:: What you have to do ::
Skip the pictures. Copy all the rest of the records down exactly.

┌─ Stored rows

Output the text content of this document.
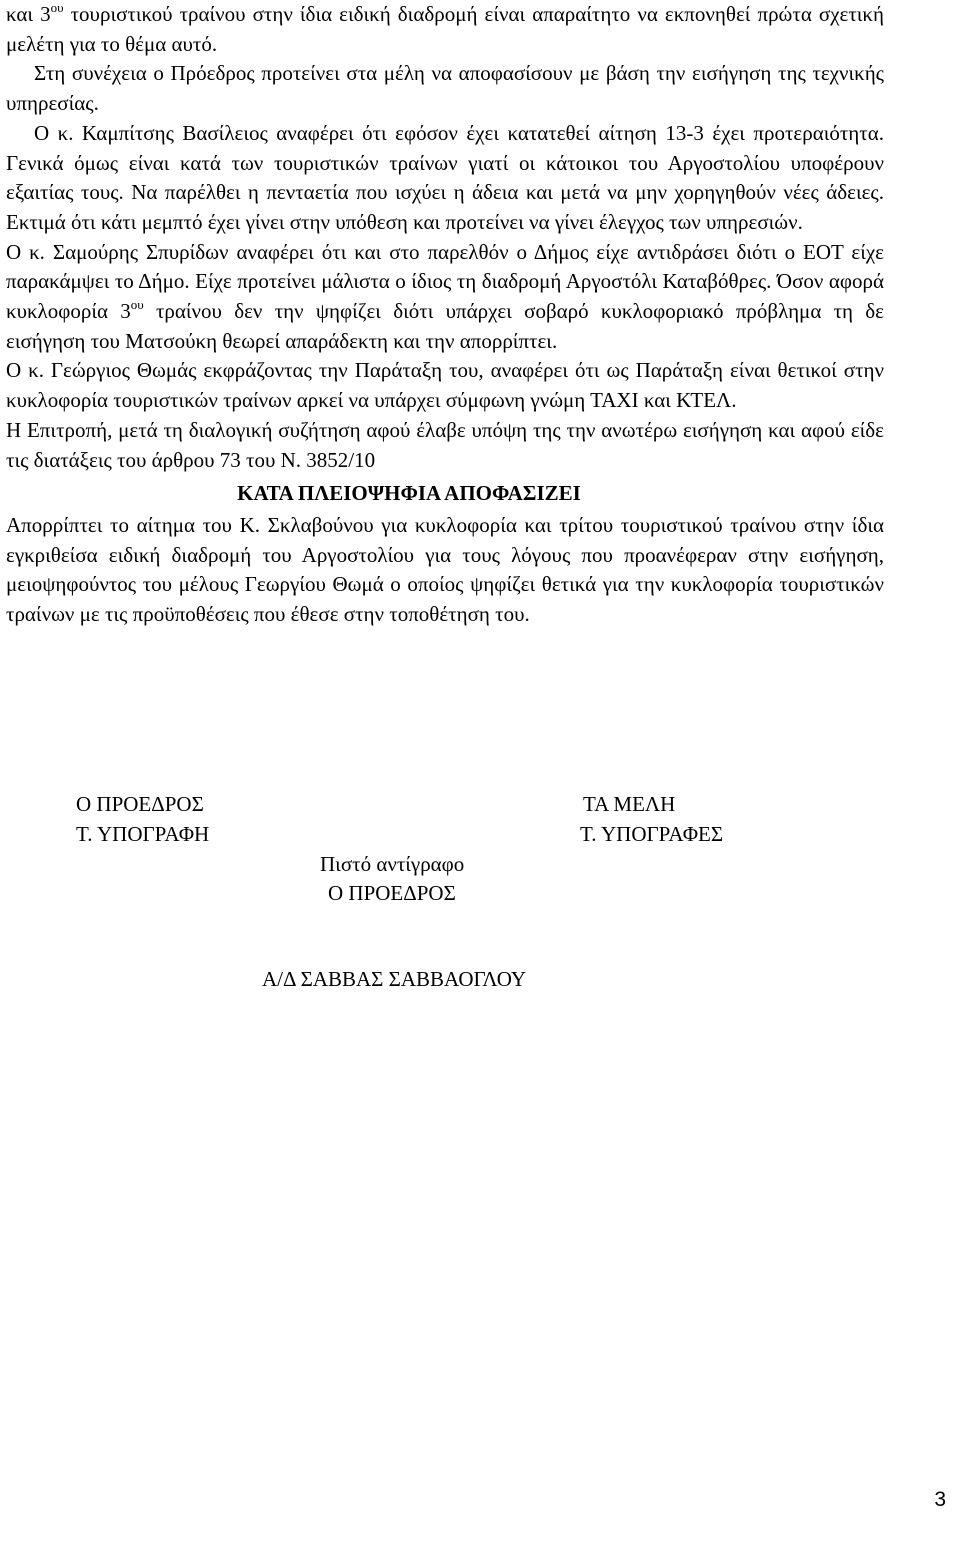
και $3^{o\upsilon}$ τουριστικού τραίνου στην ίδια ειδική διαδρομή είναι απαραίτητο να εκπονηθεί πρώτα σχετική μελέτη για το θέμα αυτό.

Στη συνέχεια ο Πρόεδρος προτείνει στα μέλη να αποφασίσουν με βάση την εισήγηση της τεχνικής υπηρεσίας.

Ο κ. Καμπίτσης Βασίλειος αναφέρει ότι εφόσον έχει κατατεθεί αίτηση 13-3 έχει προτεραιότητα. Γενικά όμως είναι κατά των τουριστικών τραίνων γιατί οι κάτοικοι του Αργοστολίου υποφέρουν εξαιτίας τους. Να παρέλθει η πενταετία που ισχύει η άδεια και μετά να μην χορηγηθούν νέες άδειες. Εκτιμά ότι κάτι μεμπτό έχει γίνει στην υπόθεση και προτείνει να γίνει έλεγχος των υπηρεσιών.

Ο κ. Σαμούρης Σπυρίδων αναφέρει ότι και στο παρελθόν ο Δήμος είχε αντιδράσει διότι ο ΕΟΤ είχε παρακάμψει το Δήμο. Είχε προτείνει μάλιστα ο ίδιος τη διαδρομή Αργοστόλι Καταβόθρες. Όσον αφορά κυκλοφορία $3^{o\upsilon}$ τραίνου δεν την ψηφίζει διότι υπάρχει σοβαρό κυκλοφοριακό πρόβλημα τη δε εισήγηση του Ματσούκη θεωρεί απαράδεκτη και την απορρίπτει.

Ο κ. Γεώργιος Θωμάς εκφράζοντας την Παράταξη του, αναφέρει ότι ως Παράταξη είναι θετικοί στην κυκλοφορία τουριστικών τραίνων αρκεί να υπάρχει σύμφωνη γνώμη ΤΑΧΙ και ΚΤΕΛ.

Η Επιτροπή, μετά τη διαλογική συζήτηση αφού έλαβε υπόψη της την ανωτέρω εισήγηση και αφού είδε τις διατάξεις του άρθρου 73 του Ν. 3852/10

ΚΑΤΑ ΠΛΕΙΟΨΗΦΙΑ ΑΠΟΦΑΣΙΖΕΙ

Απορρίπτει το αίτημα του Κ. Σκλαβούνου για κυκλοφορία και τρίτου τουριστικού τραίνου στην ίδια εγκριθείσα ειδική διαδρομή του Αργοστολίου για τους λόγους που προανέφεραν στην εισήγηση, μειοψηφούντος του μέλους Γεωργίου Θωμά ο οποίος ψηφίζει θετικά για την κυκλοφορία τουριστικών τραίνων με τις προϋποθέσεις που έθεσε στην τοποθέτηση του.

Ο ΠΡΟΕΔΡΟΣ
Τ. ΥΠΟΓΡΑΦΗ
ΤΑ ΜΕΛΗ
Τ. ΥΠΟΓΡΑΦΕΣ
Πιστό αντίγραφο
Ο ΠΡΟΕΔΡΟΣ
Α/Δ ΣΑΒΒΑΣ ΣΑΒΒΑΟΓΛΟΥ
3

└─

:: Result ::
Output the text content of this document.
και $3^{o\upsilon}$ τουριστικού τραίνου στην ίδια ειδική διαδρομή είναι απαραίτητο να εκπονηθεί πρώτα σχετική μελέτη για το θέμα αυτό.

Στη συνέχεια ο Πρόεδρος προτείνει στα μέλη να αποφασίσουν με βάση την εισήγηση της τεχνικής υπηρεσίας.

Ο κ. Καμπίτσης Βασίλειος αναφέρει ότι εφόσον έχει κατατεθεί αίτηση 13-3 έχει προτεραιότητα. Γενικά όμως είναι κατά των τουριστικών τραίνων γιατί οι κάτοικοι του Αργοστολίου υποφέρουν εξαιτίας τους. Να παρέλθει η πενταετία που ισχύει η άδεια και μετά να μην χορηγηθούν νέες άδειες. Εκτιμά ότι κάτι μεμπτό έχει γίνει στην υπόθεση και προτείνει να γίνει έλεγχος των υπηρεσιών.

Ο κ. Σαμούρης Σπυρίδων αναφέρει ότι και στο παρελθόν ο Δήμος είχε αντιδράσει διότι ο ΕΟΤ είχε παρακάμψει το Δήμο. Είχε προτείνει μάλιστα ο ίδιος τη διαδρομή Αργοστόλι Καταβόθρες. Όσον αφορά κυκλοφορία $3^{o\upsilon}$ τραίνου δεν την ψηφίζει διότι υπάρχει σοβαρό κυκλοφοριακό πρόβλημα τη δε εισήγηση του Ματσούκη θεωρεί απαράδεκτη και την απορρίπτει.

Ο κ. Γεώργιος Θωμάς εκφράζοντας την Παράταξη του, αναφέρει ότι ως Παράταξη είναι θετικοί στην κυκλοφορία τουριστικών τραίνων αρκεί να υπάρχει σύμφωνη γνώμη ΤΑΧΙ και ΚΤΕΛ.

Η Επιτροπή, μετά τη διαλογική συζήτηση αφού έλαβε υπόψη της την ανωτέρω εισήγηση και αφού είδε τις διατάξεις του άρθρου 73 του Ν. 3852/10

ΚΑΤΑ ΠΛΕΙΟΨΗΦΙΑ ΑΠΟΦΑΣΙΖΕΙ

Απορρίπτει το αίτημα του Κ. Σκλαβούνου για κυκλοφορία και τρίτου τουριστικού τραίνου στην ίδια εγκριθείσα ειδική διαδρομή του Αργοστολίου για τους λόγους που προανέφεραν στην εισήγηση, μειοψηφούντος του μέλους Γεωργίου Θωμά ο οποίος ψηφίζει θετικά για την κυκλοφορία τουριστικών τραίνων με τις προϋποθέσεις που έθεσε στην τοποθέτηση του.

Ο ΠΡΟΕΔΡΟΣ
Τ. ΥΠΟΓΡΑΦΗ
ΤΑ ΜΕΛΗ
Τ. ΥΠΟΓΡΑΦΕΣ
Πιστό αντίγραφο
Ο ΠΡΟΕΔΡΟΣ
Α/Δ ΣΑΒΒΑΣ ΣΑΒΒΑΟΓΛΟΥ
3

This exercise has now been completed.